In the records that follow, show each line where the word "Unidos" is present.

## start INFORMATION GIVEN

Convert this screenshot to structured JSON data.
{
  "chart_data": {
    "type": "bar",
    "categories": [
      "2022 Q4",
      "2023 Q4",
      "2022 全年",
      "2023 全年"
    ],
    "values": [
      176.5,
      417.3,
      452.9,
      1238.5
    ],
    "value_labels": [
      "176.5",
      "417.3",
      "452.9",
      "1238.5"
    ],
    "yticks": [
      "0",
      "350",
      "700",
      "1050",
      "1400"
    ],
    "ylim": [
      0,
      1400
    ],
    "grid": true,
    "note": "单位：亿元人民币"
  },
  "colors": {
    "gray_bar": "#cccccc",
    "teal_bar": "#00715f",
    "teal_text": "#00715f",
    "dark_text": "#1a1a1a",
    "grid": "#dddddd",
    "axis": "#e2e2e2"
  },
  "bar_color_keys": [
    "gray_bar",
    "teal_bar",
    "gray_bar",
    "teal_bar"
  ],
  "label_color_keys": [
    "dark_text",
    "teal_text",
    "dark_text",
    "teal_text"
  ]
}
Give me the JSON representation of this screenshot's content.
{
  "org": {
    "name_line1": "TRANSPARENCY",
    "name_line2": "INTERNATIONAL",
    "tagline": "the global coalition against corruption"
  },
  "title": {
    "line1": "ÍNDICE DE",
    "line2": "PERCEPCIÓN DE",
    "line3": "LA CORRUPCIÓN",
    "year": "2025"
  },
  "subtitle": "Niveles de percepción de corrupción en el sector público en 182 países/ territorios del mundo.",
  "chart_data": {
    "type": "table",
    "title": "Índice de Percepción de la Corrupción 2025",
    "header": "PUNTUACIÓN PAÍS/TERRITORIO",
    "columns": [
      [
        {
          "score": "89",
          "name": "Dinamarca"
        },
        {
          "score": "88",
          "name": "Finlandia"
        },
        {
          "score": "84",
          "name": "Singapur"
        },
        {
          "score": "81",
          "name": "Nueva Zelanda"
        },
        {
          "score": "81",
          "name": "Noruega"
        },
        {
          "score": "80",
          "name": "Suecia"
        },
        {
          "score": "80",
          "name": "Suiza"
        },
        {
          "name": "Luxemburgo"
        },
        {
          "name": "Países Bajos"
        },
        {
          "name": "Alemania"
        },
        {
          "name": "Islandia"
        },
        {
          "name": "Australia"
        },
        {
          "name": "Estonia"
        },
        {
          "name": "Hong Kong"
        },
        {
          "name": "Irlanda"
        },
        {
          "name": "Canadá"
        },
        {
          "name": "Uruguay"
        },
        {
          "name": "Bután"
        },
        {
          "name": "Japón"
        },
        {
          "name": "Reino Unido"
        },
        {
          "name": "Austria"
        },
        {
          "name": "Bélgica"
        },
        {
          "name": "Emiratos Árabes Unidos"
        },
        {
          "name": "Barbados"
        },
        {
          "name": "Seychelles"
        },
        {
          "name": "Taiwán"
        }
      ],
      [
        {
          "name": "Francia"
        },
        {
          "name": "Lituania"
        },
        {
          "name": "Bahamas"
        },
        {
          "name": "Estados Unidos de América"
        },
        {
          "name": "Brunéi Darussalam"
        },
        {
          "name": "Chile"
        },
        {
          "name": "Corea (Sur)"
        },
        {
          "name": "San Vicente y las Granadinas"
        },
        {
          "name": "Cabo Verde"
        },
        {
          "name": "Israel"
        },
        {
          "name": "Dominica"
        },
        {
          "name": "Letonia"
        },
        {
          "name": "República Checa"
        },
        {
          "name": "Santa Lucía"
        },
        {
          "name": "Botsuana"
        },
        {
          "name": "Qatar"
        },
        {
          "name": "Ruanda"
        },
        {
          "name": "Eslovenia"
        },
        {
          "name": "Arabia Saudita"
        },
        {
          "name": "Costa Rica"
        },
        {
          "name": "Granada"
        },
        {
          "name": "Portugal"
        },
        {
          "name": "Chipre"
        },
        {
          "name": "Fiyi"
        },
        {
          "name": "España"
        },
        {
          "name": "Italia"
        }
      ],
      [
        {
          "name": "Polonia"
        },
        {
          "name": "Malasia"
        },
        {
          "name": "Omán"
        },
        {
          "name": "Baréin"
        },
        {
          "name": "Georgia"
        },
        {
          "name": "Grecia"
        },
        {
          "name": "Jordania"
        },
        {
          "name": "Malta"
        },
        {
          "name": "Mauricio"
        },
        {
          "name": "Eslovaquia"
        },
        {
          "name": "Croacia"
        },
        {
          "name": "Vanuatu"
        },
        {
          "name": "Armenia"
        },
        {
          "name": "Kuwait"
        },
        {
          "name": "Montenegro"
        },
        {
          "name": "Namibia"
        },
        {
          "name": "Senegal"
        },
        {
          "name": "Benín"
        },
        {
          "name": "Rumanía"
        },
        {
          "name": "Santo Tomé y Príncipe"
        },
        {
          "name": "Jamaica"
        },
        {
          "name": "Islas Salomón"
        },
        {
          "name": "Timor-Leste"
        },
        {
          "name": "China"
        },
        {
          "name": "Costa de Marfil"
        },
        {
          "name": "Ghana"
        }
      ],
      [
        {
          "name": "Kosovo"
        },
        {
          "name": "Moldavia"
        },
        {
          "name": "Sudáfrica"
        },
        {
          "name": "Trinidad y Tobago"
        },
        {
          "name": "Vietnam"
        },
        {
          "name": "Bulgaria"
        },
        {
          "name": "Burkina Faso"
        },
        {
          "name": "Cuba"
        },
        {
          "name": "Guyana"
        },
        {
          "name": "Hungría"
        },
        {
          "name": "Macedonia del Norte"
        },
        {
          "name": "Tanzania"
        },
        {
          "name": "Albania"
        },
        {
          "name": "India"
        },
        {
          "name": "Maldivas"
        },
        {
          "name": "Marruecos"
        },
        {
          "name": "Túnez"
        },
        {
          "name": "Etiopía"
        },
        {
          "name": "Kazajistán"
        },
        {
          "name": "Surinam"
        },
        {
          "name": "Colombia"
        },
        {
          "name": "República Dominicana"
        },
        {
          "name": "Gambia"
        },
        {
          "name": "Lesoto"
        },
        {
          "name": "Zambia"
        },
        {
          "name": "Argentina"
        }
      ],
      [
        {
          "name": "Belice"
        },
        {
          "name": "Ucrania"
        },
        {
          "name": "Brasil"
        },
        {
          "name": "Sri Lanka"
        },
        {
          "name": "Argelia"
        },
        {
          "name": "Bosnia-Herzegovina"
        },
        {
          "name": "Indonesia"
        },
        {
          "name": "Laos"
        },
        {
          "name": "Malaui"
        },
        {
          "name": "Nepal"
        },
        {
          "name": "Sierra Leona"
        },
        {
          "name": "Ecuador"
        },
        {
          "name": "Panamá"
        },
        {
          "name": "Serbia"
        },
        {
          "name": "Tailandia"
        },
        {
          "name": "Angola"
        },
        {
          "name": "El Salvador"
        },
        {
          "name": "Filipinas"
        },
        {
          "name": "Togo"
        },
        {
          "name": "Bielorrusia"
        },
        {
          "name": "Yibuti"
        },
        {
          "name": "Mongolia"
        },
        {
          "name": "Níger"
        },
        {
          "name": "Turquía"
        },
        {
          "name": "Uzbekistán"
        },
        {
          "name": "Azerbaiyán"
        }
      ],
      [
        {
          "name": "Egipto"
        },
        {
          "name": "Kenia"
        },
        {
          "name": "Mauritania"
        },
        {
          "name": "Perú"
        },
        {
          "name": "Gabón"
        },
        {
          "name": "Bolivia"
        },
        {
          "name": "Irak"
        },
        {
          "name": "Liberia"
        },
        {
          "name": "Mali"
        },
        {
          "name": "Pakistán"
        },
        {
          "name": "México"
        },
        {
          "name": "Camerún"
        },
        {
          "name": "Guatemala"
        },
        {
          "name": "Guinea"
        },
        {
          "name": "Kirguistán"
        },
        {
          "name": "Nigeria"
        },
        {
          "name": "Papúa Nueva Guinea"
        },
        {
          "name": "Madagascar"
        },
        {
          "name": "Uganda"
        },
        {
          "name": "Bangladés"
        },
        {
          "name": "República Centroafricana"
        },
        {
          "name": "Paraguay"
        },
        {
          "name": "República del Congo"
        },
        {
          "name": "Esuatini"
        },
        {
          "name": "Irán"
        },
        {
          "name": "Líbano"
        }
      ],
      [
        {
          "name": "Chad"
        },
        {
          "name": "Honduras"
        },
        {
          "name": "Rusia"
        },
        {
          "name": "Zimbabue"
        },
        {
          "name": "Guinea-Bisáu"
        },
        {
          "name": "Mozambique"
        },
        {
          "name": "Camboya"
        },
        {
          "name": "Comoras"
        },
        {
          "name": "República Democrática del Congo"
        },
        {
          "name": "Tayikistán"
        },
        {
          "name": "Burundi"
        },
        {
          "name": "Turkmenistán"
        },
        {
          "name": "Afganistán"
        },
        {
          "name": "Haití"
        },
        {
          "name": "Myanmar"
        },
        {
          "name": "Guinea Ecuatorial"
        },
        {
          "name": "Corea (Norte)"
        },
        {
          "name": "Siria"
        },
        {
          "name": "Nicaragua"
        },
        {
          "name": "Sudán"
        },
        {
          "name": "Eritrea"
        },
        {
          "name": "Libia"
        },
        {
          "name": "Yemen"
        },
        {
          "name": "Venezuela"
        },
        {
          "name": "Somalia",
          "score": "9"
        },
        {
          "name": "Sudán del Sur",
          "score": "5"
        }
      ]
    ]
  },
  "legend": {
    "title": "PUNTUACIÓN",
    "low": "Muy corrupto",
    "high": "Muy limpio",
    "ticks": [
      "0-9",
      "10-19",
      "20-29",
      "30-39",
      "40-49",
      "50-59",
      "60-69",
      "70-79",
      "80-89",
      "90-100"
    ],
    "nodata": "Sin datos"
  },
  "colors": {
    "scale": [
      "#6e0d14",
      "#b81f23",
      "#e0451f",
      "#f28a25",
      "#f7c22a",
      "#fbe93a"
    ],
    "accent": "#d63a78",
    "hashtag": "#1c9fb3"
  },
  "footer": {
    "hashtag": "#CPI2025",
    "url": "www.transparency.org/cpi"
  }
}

## end INFORMATION GIVEN

[THE REPLY]
          "name": "Emiratos Árabes Unidos"
          "name": "Estados Unidos de América"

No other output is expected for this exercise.